Please reproduce every record, keeping each one exactly as written.

━━━━━ Data supplied

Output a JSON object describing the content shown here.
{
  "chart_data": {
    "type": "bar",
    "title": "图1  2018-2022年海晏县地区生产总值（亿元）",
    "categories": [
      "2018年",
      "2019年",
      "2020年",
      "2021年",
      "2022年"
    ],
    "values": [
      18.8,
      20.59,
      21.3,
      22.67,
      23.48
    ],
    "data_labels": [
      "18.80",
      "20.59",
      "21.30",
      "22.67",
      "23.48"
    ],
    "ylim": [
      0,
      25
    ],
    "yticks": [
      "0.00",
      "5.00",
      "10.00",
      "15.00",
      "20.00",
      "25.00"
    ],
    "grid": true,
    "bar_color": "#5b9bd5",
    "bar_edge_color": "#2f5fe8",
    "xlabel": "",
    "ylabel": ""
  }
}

━━━━━━━━━━

**Task result:**
Output a JSON object describing the content shown here.
{
  "chart_data": {
    "type": "bar",
    "title": "图1  2018-2022年海晏县地区生产总值（亿元）",
    "categories": [
      "2018年",
      "2019年",
      "2020年",
      "2021年",
      "2022年"
    ],
    "values": [
      18.8,
      20.59,
      21.3,
      22.67,
      23.48
    ],
    "data_labels": [
      "18.80",
      "20.59",
      "21.30",
      "22.67",
      "23.48"
    ],
    "ylim": [
      0,
      25
    ],
    "yticks": [
      "0.00",
      "5.00",
      "10.00",
      "15.00",
      "20.00",
      "25.00"
    ],
    "grid": true,
    "bar_color": "#5b9bd5",
    "bar_edge_color": "#2f5fe8",
    "xlabel": "",
    "ylabel": ""
  }
}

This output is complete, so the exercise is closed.